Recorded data
=====

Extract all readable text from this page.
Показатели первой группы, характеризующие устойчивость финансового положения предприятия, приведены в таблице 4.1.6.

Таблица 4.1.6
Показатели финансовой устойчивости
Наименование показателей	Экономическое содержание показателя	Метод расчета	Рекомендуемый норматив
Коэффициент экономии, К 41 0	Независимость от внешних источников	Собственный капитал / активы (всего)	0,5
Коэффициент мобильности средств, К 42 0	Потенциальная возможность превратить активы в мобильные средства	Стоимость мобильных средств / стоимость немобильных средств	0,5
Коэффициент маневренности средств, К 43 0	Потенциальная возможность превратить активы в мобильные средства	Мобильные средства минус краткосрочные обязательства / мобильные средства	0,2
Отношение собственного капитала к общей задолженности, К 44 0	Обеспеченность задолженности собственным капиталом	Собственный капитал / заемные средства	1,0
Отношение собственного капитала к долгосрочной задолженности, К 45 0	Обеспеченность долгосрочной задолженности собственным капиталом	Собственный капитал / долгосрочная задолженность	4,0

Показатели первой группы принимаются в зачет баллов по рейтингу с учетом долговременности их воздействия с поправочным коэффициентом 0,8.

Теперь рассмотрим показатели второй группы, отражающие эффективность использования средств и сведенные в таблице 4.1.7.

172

=====

• [Given exercise]:
Filter out every line that lacks the word "таблице", and copy the rest.

• [Response to this task]:
Показатели первой группы, характеризующие устойчивость финансового положения предприятия, приведены в таблице 4.1.6.
Теперь рассмотрим показатели второй группы, отражающие эффективность использования средств и сведенные в таблице 4.1.7.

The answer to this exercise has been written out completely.